◆ **Task**: Pictures do not belong in the copy. Return all of the entries exactly.

— START OF Dataset —

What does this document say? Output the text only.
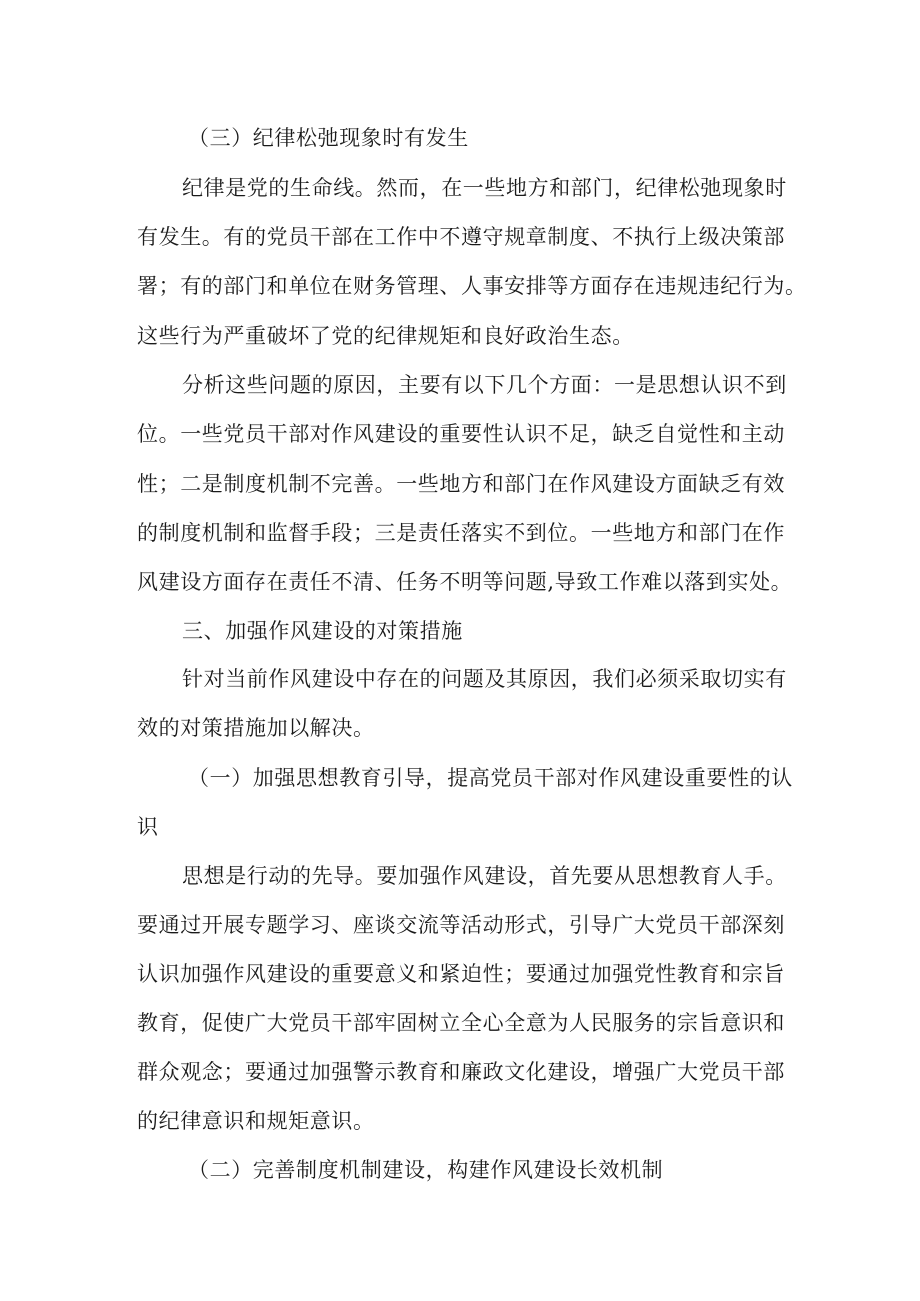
（三）纪律松弛现象时有发生
纪律是党的生命线。然而，在一些地方和部门，纪律松弛现象时
有发生。有的党员干部在工作中不遵守规章制度、不执行上级决策部
署；有的部门和单位在财务管理、人事安排等方面存在违规违纪行为。
这些行为严重破坏了党的纪律规矩和良好政治生态。
分析这些问题的原因，主要有以下几个方面：一是思想认识不到
位。一些党员干部对作风建设的重要性认识不足，缺乏自觉性和主动
性；二是制度机制不完善。一些地方和部门在作风建设方面缺乏有效
的制度机制和监督手段；三是责任落实不到位。一些地方和部门在作
风建设方面存在责任不清、任务不明等问题,导致工作难以落到实处。
三、加强作风建设的对策措施
针对当前作风建设中存在的问题及其原因，我们必须采取切实有
效的对策措施加以解决。
（一）加强思想教育引导，提高党员干部对作风建设重要性的认
识
思想是行动的先导。要加强作风建设，首先要从思想教育人手。
要通过开展专题学习、座谈交流等活动形式，引导广大党员干部深刻
认识加强作风建设的重要意义和紧迫性；要通过加强党性教育和宗旨
教育，促使广大党员干部牢固树立全心全意为人民服务的宗旨意识和
群众观念；要通过加强警示教育和廉政文化建设，增强广大党员干部
的纪律意识和规矩意识。
（二）完善制度机制建设，构建作风建设长效机制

— END OF Dataset —

◆ **Complete output**:
What does this document say? Output the text only.
（三）纪律松弛现象时有发生
纪律是党的生命线。然而，在一些地方和部门，纪律松弛现象时
有发生。有的党员干部在工作中不遵守规章制度、不执行上级决策部
署；有的部门和单位在财务管理、人事安排等方面存在违规违纪行为。
这些行为严重破坏了党的纪律规矩和良好政治生态。
分析这些问题的原因，主要有以下几个方面：一是思想认识不到
位。一些党员干部对作风建设的重要性认识不足，缺乏自觉性和主动
性；二是制度机制不完善。一些地方和部门在作风建设方面缺乏有效
的制度机制和监督手段；三是责任落实不到位。一些地方和部门在作
风建设方面存在责任不清、任务不明等问题,导致工作难以落到实处。
三、加强作风建设的对策措施
针对当前作风建设中存在的问题及其原因，我们必须采取切实有
效的对策措施加以解决。
（一）加强思想教育引导，提高党员干部对作风建设重要性的认
识
思想是行动的先导。要加强作风建设，首先要从思想教育人手。
要通过开展专题学习、座谈交流等活动形式，引导广大党员干部深刻
认识加强作风建设的重要意义和紧迫性；要通过加强党性教育和宗旨
教育，促使广大党员干部牢固树立全心全意为人民服务的宗旨意识和
群众观念；要通过加强警示教育和廉政文化建设，增强广大党员干部
的纪律意识和规矩意识。
（二）完善制度机制建设，构建作风建设长效机制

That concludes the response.